▸ **Task**: Update the lines from the first one through the one containing "attr-dock-icon[interactable]: ◫ xyxy=(977,509,988,523)", inclusive, by replacing "attr-calc-icon" with "attr-calculator-icon" and leaving everything else unchanged. Return only those lines.

▸ **Material**:
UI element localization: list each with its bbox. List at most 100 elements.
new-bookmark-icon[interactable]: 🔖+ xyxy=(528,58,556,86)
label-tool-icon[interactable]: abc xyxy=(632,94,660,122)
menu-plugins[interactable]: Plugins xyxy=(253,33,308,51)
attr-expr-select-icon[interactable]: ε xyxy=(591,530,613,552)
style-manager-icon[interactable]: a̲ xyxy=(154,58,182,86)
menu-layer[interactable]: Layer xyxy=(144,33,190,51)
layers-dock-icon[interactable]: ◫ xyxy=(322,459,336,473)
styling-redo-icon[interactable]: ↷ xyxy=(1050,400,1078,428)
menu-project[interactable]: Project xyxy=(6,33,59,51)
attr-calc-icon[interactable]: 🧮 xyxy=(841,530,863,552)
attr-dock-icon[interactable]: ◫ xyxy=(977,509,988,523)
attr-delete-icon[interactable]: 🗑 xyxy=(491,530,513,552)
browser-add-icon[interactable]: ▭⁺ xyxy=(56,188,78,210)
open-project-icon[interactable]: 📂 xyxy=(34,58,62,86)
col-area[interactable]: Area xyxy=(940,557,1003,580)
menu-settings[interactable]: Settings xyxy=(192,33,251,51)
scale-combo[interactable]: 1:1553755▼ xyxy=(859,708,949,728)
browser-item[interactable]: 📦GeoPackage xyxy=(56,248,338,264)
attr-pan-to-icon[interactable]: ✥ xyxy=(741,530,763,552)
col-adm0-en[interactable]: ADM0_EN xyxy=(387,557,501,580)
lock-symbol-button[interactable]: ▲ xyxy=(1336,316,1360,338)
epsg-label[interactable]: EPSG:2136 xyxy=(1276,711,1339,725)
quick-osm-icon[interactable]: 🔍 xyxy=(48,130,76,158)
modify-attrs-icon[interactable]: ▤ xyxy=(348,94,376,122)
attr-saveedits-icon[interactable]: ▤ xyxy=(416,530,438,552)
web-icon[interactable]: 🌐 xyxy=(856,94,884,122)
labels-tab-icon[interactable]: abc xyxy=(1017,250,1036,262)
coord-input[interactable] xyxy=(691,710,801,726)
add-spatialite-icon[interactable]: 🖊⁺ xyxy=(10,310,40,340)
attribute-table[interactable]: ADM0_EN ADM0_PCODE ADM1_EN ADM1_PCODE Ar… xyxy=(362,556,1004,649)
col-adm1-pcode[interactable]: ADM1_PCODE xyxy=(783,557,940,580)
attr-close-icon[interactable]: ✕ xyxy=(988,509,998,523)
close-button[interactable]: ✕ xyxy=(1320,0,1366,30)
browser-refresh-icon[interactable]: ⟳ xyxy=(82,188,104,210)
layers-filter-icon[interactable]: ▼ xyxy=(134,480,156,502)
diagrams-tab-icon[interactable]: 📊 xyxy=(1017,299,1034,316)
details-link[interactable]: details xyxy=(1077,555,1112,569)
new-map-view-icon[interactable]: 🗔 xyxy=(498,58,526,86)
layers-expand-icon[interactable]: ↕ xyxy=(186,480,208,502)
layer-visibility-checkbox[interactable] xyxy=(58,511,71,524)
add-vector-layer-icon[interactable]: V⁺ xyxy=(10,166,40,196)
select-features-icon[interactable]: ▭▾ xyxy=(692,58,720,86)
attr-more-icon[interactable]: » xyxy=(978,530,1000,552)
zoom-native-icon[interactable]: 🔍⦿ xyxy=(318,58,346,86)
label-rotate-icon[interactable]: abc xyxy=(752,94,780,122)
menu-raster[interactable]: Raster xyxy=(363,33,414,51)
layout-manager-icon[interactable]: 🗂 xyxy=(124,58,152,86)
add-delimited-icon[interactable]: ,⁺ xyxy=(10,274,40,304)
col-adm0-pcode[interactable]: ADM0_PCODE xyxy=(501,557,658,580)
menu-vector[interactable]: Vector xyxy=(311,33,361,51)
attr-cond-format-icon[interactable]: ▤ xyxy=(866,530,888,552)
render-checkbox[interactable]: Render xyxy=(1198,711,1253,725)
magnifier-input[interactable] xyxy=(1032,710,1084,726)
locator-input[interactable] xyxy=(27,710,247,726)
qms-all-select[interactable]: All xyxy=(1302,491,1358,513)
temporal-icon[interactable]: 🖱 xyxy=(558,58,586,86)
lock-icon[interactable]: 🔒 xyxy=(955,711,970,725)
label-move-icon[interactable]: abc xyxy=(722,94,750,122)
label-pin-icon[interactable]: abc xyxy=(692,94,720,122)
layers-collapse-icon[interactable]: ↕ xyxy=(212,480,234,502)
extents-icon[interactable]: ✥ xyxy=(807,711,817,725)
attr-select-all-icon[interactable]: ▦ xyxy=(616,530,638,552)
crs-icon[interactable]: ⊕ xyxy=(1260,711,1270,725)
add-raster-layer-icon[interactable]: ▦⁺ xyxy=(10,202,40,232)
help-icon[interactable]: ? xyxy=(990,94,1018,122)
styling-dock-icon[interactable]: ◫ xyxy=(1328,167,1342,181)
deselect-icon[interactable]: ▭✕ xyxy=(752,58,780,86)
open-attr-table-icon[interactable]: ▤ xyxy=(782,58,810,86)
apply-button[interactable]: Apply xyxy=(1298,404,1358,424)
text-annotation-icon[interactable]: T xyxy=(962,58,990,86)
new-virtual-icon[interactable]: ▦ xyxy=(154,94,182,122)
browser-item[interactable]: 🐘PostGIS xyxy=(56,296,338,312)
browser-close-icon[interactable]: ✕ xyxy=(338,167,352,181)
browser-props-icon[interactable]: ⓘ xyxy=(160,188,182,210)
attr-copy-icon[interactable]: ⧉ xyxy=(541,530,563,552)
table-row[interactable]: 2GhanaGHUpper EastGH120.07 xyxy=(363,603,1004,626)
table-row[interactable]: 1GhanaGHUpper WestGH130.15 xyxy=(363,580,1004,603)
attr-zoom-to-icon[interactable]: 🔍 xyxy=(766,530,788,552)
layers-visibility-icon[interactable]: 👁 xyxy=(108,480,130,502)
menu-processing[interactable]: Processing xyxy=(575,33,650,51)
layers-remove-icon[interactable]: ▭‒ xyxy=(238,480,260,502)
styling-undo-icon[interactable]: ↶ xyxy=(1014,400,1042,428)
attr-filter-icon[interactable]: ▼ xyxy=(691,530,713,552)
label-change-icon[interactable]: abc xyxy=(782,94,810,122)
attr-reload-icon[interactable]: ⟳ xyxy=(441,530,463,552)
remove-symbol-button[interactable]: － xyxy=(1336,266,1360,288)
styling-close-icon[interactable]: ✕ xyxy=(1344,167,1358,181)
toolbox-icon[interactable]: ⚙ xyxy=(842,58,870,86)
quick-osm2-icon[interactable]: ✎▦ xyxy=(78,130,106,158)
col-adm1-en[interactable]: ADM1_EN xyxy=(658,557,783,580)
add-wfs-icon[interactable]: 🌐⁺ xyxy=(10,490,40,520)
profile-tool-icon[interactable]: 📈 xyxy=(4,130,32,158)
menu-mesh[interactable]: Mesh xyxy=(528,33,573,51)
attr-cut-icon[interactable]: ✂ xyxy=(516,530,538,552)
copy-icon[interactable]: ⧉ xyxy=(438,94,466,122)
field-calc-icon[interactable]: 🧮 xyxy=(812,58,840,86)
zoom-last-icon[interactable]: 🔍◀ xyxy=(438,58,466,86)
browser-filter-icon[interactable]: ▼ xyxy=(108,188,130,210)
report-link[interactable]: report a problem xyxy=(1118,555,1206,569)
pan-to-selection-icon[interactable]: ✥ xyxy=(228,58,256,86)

▸ **Exercise response**:
UI element localization: list each with its bbox. List at most 100 elements.
new-bookmark-icon[interactable]: 🔖+ xyxy=(528,58,556,86)
label-tool-icon[interactable]: abc xyxy=(632,94,660,122)
menu-plugins[interactable]: Plugins xyxy=(253,33,308,51)
attr-expr-select-icon[interactable]: ε xyxy=(591,530,613,552)
style-manager-icon[interactable]: a̲ xyxy=(154,58,182,86)
menu-layer[interactable]: Layer xyxy=(144,33,190,51)
layers-dock-icon[interactable]: ◫ xyxy=(322,459,336,473)
styling-redo-icon[interactable]: ↷ xyxy=(1050,400,1078,428)
menu-project[interactable]: Project xyxy=(6,33,59,51)
attr-calculator-icon[interactable]: 🧮 xyxy=(841,530,863,552)
attr-dock-icon[interactable]: ◫ xyxy=(977,509,988,523)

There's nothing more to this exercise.